= Records to process =
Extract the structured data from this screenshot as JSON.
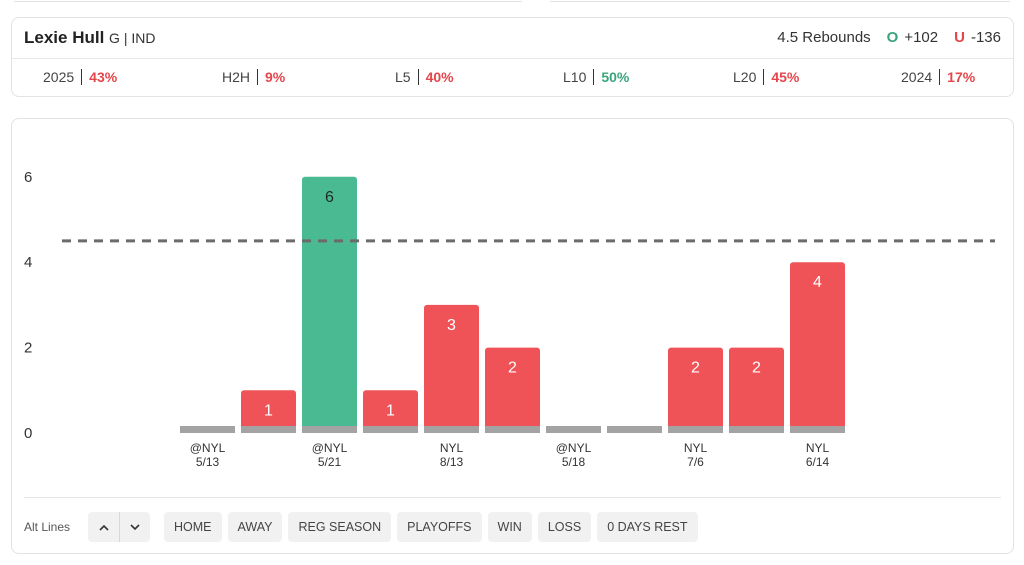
{
  "player": {
    "name": "Lexie Hull",
    "meta": "G | IND"
  },
  "line": {
    "label": "4.5 Rebounds",
    "over_symbol": "O",
    "over_odds": "+102",
    "under_symbol": "U",
    "under_odds": "-136"
  },
  "stats": [
    {
      "label": "2025",
      "value": "43%",
      "status": "red"
    },
    {
      "label": "H2H",
      "value": "9%",
      "status": "red"
    },
    {
      "label": "L5",
      "value": "40%",
      "status": "red"
    },
    {
      "label": "L10",
      "value": "50%",
      "status": "green"
    },
    {
      "label": "L20",
      "value": "45%",
      "status": "red"
    },
    {
      "label": "2024",
      "value": "17%",
      "status": "red"
    }
  ],
  "colors": {
    "over": "#4aba93",
    "under": "#ef5357",
    "zero": "#a3a3a3",
    "line": "#6b6b6b"
  },
  "chart_data": {
    "type": "bar",
    "values": [
      0,
      1,
      6,
      1,
      3,
      2,
      0,
      0,
      2,
      2,
      4
    ],
    "x_labels": [
      [
        "@NYL",
        "5/13"
      ],
      null,
      [
        "@NYL",
        "5/21"
      ],
      null,
      [
        "NYL",
        "8/13"
      ],
      null,
      [
        "@NYL",
        "5/18"
      ],
      null,
      [
        "NYL",
        "7/6"
      ],
      null,
      [
        "NYL",
        "6/14"
      ]
    ],
    "threshold": 4.5,
    "y_ticks": [
      0,
      2,
      4,
      6
    ],
    "ylim": [
      0,
      6
    ],
    "grid": false,
    "legend": "none"
  },
  "controls": {
    "alt_lines_label": "Alt Lines",
    "up_icon": "chevron-up-icon",
    "down_icon": "chevron-down-icon",
    "filters": [
      "HOME",
      "AWAY",
      "REG SEASON",
      "PLAYOFFS",
      "WIN",
      "LOSS",
      "0 DAYS REST"
    ]
  }
}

= Exercise =
Give back the whole listing as it stands, minus its pictures.

= Output below =
Extract the structured data from this screenshot as JSON.
{
  "player": {
    "name": "Lexie Hull",
    "meta": "G | IND"
  },
  "line": {
    "label": "4.5 Rebounds",
    "over_symbol": "O",
    "over_odds": "+102",
    "under_symbol": "U",
    "under_odds": "-136"
  },
  "stats": [
    {
      "label": "2025",
      "value": "43%",
      "status": "red"
    },
    {
      "label": "H2H",
      "value": "9%",
      "status": "red"
    },
    {
      "label": "L5",
      "value": "40%",
      "status": "red"
    },
    {
      "label": "L10",
      "value": "50%",
      "status": "green"
    },
    {
      "label": "L20",
      "value": "45%",
      "status": "red"
    },
    {
      "label": "2024",
      "value": "17%",
      "status": "red"
    }
  ],
  "colors": {
    "over": "#4aba93",
    "under": "#ef5357",
    "zero": "#a3a3a3",
    "line": "#6b6b6b"
  },
  "chart_data": {
    "type": "bar",
    "values": [
      0,
      1,
      6,
      1,
      3,
      2,
      0,
      0,
      2,
      2,
      4
    ],
    "x_labels": [
      [
        "@NYL",
        "5/13"
      ],
      null,
      [
        "@NYL",
        "5/21"
      ],
      null,
      [
        "NYL",
        "8/13"
      ],
      null,
      [
        "@NYL",
        "5/18"
      ],
      null,
      [
        "NYL",
        "7/6"
      ],
      null,
      [
        "NYL",
        "6/14"
      ]
    ],
    "threshold": 4.5,
    "y_ticks": [
      0,
      2,
      4,
      6
    ],
    "ylim": [
      0,
      6
    ],
    "grid": false,
    "legend": "none"
  },
  "controls": {
    "alt_lines_label": "Alt Lines",
    "up_icon": "chevron-up-icon",
    "down_icon": "chevron-down-icon",
    "filters": [
      "HOME",
      "AWAY",
      "REG SEASON",
      "PLAYOFFS",
      "WIN",
      "LOSS",
      "0 DAYS REST"
    ]
  }
}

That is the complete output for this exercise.